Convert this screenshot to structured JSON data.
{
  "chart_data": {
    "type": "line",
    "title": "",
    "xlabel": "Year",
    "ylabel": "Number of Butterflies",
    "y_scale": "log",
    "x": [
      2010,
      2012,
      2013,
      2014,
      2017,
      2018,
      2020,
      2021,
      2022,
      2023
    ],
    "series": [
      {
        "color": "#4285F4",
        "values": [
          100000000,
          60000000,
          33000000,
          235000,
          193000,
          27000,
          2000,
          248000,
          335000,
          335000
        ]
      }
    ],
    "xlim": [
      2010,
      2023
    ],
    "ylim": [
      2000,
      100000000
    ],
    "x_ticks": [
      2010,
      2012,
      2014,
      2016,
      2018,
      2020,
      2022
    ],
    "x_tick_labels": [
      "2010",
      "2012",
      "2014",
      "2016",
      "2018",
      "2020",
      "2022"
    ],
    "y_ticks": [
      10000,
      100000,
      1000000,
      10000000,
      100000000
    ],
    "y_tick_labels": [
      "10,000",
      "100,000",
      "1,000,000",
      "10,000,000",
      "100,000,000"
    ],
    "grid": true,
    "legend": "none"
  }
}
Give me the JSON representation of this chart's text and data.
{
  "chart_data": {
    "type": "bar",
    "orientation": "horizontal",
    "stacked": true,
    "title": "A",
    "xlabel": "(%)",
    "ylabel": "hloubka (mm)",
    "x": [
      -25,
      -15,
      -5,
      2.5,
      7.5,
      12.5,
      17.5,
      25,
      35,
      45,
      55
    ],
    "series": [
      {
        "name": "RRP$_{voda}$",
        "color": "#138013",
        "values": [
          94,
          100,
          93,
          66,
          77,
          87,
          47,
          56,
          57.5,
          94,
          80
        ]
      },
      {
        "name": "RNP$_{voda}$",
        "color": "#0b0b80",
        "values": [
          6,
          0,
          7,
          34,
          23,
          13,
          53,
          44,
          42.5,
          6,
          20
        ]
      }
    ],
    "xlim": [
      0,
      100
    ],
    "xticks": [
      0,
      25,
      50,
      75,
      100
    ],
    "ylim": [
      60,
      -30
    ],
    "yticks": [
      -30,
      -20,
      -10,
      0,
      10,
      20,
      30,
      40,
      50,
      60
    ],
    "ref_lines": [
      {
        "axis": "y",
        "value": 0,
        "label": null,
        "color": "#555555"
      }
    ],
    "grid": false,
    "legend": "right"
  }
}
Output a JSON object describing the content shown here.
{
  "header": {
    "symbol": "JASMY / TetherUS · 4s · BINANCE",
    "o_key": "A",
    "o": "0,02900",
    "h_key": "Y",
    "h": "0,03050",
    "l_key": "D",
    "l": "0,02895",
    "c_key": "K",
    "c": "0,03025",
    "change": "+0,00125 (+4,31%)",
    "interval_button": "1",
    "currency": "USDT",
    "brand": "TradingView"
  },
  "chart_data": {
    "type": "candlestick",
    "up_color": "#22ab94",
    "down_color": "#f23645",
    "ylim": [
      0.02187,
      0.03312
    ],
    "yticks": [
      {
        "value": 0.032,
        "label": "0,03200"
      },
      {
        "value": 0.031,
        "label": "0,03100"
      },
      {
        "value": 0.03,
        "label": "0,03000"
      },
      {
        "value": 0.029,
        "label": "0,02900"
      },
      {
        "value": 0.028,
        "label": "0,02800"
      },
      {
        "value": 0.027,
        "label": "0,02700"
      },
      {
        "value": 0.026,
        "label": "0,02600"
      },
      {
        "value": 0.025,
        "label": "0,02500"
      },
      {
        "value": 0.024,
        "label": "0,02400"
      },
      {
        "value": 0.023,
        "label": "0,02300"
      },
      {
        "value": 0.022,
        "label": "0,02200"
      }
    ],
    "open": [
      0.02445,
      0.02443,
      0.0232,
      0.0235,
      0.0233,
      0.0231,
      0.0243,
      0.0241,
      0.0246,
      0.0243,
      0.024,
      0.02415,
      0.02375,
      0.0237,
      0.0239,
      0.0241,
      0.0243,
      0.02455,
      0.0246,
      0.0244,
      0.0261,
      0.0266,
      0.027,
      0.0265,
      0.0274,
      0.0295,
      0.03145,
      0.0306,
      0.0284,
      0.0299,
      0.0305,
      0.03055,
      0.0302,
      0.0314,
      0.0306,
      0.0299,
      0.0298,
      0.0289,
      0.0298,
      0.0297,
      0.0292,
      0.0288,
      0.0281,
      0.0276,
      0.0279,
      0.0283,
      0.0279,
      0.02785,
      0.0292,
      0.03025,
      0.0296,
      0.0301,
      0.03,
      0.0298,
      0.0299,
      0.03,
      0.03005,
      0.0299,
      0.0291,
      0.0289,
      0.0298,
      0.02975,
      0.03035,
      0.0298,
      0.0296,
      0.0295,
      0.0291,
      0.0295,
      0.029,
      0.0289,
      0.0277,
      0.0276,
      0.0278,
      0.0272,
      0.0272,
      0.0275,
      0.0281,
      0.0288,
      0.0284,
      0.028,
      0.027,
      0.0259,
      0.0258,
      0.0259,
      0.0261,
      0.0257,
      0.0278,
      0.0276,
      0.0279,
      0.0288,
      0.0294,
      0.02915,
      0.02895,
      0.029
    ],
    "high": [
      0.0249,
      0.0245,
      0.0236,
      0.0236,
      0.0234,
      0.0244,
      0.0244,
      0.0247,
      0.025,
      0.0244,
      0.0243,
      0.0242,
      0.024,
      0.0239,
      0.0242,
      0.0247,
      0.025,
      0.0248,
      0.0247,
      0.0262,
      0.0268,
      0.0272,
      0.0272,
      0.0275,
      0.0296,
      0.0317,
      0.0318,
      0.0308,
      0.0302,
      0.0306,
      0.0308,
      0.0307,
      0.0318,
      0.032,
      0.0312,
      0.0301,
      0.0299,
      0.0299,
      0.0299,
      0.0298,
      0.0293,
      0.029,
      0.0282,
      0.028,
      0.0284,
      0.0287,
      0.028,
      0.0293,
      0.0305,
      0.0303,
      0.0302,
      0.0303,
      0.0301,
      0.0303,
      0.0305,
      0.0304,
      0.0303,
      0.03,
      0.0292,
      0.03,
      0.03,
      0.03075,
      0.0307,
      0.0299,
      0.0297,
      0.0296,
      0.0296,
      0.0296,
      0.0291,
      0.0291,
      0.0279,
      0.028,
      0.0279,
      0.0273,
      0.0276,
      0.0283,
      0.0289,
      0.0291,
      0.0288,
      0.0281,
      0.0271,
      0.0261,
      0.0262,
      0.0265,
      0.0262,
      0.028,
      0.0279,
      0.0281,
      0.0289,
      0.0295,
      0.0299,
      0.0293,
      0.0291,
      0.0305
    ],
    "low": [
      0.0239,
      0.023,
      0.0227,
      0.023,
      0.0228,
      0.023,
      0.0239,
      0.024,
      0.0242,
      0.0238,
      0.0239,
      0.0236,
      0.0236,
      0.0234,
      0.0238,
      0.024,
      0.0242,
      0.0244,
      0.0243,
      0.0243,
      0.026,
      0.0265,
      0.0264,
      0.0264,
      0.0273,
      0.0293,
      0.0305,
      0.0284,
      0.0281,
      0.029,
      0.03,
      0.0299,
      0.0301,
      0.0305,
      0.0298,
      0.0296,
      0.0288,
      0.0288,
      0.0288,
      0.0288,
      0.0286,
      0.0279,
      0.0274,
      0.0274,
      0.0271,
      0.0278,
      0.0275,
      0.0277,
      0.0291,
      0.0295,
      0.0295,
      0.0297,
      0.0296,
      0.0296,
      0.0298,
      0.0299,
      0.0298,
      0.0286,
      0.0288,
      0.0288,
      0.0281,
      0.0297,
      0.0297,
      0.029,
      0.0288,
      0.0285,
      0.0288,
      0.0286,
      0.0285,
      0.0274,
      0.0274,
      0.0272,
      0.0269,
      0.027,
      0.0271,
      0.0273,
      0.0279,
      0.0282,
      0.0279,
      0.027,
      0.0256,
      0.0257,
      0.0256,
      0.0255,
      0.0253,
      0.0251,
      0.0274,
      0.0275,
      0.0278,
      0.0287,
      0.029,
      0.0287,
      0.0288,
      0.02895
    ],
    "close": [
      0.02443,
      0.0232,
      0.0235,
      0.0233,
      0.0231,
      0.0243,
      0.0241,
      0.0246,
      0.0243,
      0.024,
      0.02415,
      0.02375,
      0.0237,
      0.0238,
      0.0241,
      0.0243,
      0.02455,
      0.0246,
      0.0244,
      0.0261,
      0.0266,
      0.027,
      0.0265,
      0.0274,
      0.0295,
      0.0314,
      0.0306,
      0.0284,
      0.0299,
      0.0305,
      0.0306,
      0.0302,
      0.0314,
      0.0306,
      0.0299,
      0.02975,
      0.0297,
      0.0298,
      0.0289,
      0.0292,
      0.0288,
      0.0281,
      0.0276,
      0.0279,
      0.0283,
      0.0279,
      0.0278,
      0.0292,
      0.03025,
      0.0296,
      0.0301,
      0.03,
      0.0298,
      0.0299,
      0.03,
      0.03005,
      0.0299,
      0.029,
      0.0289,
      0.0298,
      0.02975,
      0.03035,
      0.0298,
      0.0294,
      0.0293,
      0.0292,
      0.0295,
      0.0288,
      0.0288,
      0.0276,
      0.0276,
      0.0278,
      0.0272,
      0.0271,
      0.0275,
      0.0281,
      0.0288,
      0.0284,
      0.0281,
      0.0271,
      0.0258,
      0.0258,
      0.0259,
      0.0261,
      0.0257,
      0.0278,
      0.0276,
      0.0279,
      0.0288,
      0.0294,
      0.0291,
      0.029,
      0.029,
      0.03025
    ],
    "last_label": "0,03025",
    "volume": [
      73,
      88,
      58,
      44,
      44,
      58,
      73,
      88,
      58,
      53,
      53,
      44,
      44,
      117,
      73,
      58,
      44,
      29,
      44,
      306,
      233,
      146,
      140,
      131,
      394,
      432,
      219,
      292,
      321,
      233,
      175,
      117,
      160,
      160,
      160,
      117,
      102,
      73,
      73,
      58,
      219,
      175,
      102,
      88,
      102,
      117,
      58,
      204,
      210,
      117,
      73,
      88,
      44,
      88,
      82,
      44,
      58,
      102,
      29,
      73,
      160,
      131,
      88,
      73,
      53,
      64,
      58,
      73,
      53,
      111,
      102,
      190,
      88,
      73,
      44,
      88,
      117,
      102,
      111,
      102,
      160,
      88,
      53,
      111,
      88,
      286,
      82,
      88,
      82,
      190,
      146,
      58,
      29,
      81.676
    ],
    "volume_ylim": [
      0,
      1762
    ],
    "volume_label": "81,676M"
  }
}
....................
> _WHAT YOU WILL DO_: Your answer should be a single number: the count of lines in these records that hold the string "this".

> _REPLY_: 2